* CHALLENGE: Below are the records; collect from them each line containing the string "name".

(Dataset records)
————————

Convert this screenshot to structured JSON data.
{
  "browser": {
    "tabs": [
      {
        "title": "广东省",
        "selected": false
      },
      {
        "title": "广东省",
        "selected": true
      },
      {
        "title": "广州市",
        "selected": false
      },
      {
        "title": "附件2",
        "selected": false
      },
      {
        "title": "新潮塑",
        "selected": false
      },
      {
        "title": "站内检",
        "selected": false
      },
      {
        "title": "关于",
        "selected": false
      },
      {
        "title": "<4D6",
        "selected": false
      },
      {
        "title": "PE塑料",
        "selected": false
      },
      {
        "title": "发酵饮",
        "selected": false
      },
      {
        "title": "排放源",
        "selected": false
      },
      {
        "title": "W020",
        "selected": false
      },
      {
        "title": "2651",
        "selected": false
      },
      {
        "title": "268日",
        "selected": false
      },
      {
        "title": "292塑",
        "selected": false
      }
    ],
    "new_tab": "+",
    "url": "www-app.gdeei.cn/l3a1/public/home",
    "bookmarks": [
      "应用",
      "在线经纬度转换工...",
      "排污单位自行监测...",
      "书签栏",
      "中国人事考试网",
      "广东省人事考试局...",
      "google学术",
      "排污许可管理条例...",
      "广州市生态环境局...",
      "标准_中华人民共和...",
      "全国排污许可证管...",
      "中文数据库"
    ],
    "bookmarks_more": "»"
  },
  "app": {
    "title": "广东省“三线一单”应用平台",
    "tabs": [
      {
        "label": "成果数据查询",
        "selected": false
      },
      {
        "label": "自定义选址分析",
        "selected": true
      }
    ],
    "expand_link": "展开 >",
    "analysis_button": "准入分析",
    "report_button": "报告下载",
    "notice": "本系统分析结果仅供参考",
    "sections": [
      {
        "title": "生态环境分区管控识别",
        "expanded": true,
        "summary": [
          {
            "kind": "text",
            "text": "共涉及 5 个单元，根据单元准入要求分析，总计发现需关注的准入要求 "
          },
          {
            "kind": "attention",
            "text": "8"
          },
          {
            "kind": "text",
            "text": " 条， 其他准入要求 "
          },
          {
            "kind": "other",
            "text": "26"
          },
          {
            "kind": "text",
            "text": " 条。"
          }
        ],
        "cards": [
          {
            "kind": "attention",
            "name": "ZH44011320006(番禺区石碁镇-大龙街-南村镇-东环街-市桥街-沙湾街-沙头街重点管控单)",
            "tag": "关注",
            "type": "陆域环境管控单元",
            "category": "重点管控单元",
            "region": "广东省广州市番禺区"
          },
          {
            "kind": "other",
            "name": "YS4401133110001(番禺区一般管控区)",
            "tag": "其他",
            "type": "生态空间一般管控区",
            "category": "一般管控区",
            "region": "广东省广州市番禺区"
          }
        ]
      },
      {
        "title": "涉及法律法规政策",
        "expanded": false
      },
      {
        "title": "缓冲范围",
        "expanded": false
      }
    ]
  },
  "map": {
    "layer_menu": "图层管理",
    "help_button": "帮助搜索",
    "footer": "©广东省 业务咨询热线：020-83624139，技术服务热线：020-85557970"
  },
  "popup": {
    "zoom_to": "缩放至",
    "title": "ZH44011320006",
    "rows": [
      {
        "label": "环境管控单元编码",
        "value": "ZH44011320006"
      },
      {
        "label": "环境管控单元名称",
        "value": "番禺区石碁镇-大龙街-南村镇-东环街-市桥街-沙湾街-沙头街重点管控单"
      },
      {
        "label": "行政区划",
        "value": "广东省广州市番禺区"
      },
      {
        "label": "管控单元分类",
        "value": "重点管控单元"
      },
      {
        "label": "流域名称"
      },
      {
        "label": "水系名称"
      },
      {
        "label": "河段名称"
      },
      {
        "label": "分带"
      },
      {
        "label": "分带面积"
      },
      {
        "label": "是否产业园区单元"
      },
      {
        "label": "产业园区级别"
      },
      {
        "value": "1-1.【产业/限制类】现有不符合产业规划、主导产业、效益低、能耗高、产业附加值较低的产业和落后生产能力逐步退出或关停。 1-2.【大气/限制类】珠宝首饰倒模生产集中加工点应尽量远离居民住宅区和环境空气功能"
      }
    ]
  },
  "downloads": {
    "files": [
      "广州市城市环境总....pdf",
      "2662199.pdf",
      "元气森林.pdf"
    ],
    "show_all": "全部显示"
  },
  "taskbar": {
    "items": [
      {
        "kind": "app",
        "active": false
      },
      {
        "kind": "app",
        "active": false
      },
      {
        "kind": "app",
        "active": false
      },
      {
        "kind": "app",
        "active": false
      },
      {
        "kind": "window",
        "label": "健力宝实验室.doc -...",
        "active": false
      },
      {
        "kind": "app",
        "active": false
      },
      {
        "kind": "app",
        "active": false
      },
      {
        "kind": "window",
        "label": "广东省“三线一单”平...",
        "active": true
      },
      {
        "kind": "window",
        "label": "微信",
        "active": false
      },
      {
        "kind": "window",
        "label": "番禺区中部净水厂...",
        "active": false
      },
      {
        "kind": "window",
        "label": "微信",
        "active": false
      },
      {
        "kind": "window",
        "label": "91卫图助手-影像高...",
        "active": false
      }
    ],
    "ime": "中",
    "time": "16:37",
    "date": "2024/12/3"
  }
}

————————

* TASK RESPONSE:
            "name": "ZH44011320006(番禺区石碁镇-大龙街-南村镇-东环街-市桥街-沙湾街-沙头街重点管控单)",
            "name": "YS4401133110001(番禺区一般管控区)",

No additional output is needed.